Dataset entries
=== Section Start ===

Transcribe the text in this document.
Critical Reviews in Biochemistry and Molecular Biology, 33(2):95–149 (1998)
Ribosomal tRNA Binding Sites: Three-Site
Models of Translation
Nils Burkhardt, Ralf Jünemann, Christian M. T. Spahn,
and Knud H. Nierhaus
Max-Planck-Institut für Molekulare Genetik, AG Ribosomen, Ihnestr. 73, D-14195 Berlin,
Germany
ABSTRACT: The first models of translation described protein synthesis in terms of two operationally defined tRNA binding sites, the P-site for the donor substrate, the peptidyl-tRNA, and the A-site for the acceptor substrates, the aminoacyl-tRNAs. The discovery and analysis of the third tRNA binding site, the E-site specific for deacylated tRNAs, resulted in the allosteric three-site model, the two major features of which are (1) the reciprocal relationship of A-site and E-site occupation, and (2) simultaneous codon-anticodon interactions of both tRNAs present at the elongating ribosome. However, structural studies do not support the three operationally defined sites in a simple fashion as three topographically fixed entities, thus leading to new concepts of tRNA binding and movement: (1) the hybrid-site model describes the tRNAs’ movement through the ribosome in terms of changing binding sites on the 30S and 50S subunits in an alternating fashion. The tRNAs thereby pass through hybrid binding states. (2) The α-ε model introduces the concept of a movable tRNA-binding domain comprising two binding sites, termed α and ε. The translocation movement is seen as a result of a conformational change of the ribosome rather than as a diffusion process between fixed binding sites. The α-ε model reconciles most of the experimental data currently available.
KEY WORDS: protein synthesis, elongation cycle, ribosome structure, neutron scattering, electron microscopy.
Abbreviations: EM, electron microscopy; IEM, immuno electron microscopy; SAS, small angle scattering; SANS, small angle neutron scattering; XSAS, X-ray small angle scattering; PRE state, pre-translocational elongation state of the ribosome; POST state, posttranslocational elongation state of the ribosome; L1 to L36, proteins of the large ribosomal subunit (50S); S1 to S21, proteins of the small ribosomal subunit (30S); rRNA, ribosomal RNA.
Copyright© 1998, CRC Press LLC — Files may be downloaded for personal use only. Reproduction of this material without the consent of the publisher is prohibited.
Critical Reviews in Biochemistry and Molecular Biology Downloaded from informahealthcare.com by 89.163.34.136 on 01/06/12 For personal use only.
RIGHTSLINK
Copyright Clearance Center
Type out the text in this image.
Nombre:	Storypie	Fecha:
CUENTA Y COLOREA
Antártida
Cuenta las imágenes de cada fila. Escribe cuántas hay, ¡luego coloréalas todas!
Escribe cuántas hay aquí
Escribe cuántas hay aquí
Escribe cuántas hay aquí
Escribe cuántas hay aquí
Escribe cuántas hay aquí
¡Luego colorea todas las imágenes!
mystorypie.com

=== Section End ===

> [What to work on]
Having read the entries, output all of them verbatim.

> [Exercise result]
Transcribe the text in this document.
Critical Reviews in Biochemistry and Molecular Biology, 33(2):95–149 (1998)
Ribosomal tRNA Binding Sites: Three-Site
Models of Translation
Nils Burkhardt, Ralf Jünemann, Christian M. T. Spahn,
and Knud H. Nierhaus
Max-Planck-Institut für Molekulare Genetik, AG Ribosomen, Ihnestr. 73, D-14195 Berlin,
Germany
ABSTRACT: The first models of translation described protein synthesis in terms of two operationally defined tRNA binding sites, the P-site for the donor substrate, the peptidyl-tRNA, and the A-site for the acceptor substrates, the aminoacyl-tRNAs. The discovery and analysis of the third tRNA binding site, the E-site specific for deacylated tRNAs, resulted in the allosteric three-site model, the two major features of which are (1) the reciprocal relationship of A-site and E-site occupation, and (2) simultaneous codon-anticodon interactions of both tRNAs present at the elongating ribosome. However, structural studies do not support the three operationally defined sites in a simple fashion as three topographically fixed entities, thus leading to new concepts of tRNA binding and movement: (1) the hybrid-site model describes the tRNAs’ movement through the ribosome in terms of changing binding sites on the 30S and 50S subunits in an alternating fashion. The tRNAs thereby pass through hybrid binding states. (2) The α-ε model introduces the concept of a movable tRNA-binding domain comprising two binding sites, termed α and ε. The translocation movement is seen as a result of a conformational change of the ribosome rather than as a diffusion process between fixed binding sites. The α-ε model reconciles most of the experimental data currently available.
KEY WORDS: protein synthesis, elongation cycle, ribosome structure, neutron scattering, electron microscopy.
Abbreviations: EM, electron microscopy; IEM, immuno electron microscopy; SAS, small angle scattering; SANS, small angle neutron scattering; XSAS, X-ray small angle scattering; PRE state, pre-translocational elongation state of the ribosome; POST state, posttranslocational elongation state of the ribosome; L1 to L36, proteins of the large ribosomal subunit (50S); S1 to S21, proteins of the small ribosomal subunit (30S); rRNA, ribosomal RNA.
Copyright© 1998, CRC Press LLC — Files may be downloaded for personal use only. Reproduction of this material without the consent of the publisher is prohibited.
Critical Reviews in Biochemistry and Molecular Biology Downloaded from informahealthcare.com by 89.163.34.136 on 01/06/12 For personal use only.
RIGHTSLINK
Copyright Clearance Center
Type out the text in this image.
Nombre:	Storypie	Fecha:
CUENTA Y COLOREA
Antártida
Cuenta las imágenes de cada fila. Escribe cuántas hay, ¡luego coloréalas todas!
Escribe cuántas hay aquí
Escribe cuántas hay aquí
Escribe cuántas hay aquí
Escribe cuántas hay aquí
Escribe cuántas hay aquí
¡Luego colorea todas las imágenes!
mystorypie.com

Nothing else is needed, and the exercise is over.